# [Instructions for the task]
From the entries that follow, gather each line holding the word "Behavior".

# [Raw data]

((

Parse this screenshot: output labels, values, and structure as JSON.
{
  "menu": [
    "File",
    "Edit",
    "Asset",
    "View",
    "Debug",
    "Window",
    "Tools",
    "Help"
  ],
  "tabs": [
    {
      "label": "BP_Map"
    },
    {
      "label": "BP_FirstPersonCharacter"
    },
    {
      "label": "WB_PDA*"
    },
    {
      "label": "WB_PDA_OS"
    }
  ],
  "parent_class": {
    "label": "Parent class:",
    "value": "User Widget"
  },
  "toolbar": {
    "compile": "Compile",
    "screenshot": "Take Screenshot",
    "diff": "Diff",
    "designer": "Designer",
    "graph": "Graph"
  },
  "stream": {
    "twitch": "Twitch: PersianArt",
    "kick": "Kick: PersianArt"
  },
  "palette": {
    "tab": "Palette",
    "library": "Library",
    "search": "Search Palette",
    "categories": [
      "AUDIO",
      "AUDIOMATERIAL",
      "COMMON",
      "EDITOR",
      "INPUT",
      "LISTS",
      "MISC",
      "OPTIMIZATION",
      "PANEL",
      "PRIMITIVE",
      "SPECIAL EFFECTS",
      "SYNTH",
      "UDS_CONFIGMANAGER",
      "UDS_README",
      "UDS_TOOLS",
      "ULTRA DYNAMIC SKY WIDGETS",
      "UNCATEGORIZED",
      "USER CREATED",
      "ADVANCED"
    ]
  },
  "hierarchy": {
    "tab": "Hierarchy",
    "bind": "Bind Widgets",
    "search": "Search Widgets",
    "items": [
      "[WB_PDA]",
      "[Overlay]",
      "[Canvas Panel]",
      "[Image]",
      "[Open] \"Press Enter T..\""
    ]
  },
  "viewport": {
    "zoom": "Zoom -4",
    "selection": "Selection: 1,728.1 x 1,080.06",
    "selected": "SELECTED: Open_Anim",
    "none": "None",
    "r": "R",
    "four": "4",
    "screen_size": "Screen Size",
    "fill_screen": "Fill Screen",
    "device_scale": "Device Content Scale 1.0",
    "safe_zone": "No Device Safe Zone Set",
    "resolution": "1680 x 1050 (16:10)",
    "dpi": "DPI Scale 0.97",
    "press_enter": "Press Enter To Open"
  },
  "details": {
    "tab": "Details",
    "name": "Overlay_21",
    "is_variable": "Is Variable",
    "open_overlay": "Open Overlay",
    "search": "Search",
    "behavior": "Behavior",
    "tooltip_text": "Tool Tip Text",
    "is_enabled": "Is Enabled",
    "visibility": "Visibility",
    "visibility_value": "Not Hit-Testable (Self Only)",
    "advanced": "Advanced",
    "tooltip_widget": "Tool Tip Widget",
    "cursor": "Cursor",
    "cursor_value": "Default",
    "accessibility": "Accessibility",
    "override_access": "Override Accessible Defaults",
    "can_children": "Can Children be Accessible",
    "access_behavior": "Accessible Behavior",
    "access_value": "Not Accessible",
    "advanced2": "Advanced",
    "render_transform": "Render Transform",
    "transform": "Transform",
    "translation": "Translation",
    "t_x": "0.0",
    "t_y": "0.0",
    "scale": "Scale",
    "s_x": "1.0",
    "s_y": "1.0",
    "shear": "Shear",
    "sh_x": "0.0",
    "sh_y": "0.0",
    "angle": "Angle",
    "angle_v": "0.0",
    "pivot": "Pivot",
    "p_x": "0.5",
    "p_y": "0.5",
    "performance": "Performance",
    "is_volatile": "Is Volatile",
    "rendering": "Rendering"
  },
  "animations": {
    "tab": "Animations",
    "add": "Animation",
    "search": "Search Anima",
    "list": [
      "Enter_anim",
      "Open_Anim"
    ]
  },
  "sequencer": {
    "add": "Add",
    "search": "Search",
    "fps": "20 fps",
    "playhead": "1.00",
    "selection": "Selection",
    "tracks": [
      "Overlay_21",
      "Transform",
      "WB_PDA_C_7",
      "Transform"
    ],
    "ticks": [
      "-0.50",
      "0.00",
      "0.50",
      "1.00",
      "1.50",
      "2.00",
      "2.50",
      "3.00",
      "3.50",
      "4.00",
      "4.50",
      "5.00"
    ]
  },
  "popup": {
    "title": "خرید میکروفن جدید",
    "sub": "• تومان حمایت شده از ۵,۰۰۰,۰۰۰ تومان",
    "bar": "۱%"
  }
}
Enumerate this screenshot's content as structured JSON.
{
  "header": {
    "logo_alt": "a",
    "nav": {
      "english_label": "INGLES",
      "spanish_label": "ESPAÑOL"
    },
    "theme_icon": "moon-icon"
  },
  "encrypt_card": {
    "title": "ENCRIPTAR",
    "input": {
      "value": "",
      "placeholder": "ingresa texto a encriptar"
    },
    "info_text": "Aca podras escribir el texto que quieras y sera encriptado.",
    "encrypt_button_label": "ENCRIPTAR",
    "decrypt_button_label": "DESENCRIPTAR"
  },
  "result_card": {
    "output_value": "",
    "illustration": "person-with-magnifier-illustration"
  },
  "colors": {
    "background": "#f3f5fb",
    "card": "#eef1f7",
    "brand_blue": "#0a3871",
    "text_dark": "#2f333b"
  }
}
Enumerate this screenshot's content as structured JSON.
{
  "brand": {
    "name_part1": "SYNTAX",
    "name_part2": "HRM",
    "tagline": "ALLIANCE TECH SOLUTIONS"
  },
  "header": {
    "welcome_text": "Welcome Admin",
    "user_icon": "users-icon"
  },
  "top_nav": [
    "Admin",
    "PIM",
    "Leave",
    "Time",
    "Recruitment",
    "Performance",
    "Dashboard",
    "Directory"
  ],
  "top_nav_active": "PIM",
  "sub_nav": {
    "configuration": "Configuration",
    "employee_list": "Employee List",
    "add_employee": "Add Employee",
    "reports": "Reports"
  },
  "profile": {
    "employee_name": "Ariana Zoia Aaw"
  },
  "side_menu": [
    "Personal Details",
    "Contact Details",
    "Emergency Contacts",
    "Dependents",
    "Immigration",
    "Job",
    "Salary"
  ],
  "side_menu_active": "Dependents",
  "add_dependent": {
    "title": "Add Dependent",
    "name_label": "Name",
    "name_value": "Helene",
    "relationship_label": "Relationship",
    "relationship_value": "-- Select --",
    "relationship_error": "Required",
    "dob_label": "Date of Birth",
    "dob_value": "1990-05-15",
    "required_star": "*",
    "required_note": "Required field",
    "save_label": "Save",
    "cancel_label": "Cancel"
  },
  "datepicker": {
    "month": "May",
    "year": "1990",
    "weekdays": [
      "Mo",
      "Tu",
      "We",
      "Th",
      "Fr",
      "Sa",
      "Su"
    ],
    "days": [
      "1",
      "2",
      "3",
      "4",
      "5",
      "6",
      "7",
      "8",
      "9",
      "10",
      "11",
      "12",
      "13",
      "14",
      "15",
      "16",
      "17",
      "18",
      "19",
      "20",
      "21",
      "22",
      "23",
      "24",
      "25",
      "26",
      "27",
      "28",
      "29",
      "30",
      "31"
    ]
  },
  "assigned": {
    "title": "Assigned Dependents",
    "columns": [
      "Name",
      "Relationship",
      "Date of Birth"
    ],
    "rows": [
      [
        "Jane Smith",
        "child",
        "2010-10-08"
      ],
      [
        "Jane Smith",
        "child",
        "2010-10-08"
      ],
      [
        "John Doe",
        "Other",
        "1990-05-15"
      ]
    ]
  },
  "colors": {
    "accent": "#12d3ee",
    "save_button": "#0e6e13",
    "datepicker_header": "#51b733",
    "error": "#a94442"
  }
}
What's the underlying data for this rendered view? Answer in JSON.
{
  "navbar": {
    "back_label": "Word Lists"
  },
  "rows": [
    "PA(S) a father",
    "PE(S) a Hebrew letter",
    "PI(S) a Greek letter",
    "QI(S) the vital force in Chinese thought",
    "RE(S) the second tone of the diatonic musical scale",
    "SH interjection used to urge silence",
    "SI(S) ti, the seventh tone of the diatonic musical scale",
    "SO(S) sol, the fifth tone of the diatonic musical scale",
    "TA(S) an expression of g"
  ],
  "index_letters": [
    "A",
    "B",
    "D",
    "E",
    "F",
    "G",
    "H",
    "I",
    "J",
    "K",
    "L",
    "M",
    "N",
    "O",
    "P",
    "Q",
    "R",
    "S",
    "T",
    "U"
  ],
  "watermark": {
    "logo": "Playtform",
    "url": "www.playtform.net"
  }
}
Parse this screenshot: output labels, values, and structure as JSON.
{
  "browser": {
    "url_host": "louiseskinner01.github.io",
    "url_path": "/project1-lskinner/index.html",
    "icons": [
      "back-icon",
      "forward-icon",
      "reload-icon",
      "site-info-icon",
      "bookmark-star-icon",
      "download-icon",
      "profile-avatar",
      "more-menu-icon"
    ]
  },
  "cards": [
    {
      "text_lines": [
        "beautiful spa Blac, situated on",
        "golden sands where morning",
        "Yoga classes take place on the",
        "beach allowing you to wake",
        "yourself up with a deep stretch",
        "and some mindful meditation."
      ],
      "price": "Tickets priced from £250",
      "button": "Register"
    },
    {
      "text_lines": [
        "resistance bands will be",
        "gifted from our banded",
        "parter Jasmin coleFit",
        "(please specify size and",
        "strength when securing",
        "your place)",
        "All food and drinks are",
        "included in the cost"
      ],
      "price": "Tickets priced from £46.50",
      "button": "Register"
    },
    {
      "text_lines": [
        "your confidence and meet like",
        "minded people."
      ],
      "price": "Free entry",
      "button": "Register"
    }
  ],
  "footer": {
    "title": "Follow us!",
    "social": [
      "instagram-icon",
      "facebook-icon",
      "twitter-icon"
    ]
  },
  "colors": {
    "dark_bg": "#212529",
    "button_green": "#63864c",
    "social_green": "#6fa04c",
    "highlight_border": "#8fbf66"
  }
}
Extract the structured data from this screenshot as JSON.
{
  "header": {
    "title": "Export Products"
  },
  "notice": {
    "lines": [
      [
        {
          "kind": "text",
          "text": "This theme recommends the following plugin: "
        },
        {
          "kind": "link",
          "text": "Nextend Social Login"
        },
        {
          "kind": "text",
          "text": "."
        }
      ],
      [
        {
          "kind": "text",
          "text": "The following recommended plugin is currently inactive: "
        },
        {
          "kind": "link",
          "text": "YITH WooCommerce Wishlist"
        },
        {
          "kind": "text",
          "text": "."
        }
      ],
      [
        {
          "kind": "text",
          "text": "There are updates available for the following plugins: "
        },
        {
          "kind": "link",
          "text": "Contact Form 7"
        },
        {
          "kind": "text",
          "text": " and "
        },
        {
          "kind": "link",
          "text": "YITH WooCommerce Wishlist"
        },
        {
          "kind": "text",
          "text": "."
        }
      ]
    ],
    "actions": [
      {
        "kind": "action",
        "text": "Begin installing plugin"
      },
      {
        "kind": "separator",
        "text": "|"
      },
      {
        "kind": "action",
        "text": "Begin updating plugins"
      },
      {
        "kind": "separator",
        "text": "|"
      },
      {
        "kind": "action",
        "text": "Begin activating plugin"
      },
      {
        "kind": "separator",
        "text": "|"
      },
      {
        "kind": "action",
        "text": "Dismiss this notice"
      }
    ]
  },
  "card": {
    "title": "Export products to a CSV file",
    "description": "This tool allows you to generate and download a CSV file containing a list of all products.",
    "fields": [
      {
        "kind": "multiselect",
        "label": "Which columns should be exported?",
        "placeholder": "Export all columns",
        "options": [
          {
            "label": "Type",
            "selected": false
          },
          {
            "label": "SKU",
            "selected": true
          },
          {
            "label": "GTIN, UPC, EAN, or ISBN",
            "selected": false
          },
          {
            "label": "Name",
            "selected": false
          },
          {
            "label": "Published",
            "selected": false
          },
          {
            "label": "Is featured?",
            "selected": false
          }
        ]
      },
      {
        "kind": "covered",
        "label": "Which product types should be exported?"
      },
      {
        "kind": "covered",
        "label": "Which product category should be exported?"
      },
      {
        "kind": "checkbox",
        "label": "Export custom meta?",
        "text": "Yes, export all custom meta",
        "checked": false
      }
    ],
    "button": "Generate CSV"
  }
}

))

# [Answer to this problem]
    "behavior": "Behavior",
    "access_behavior": "Accessible Behavior",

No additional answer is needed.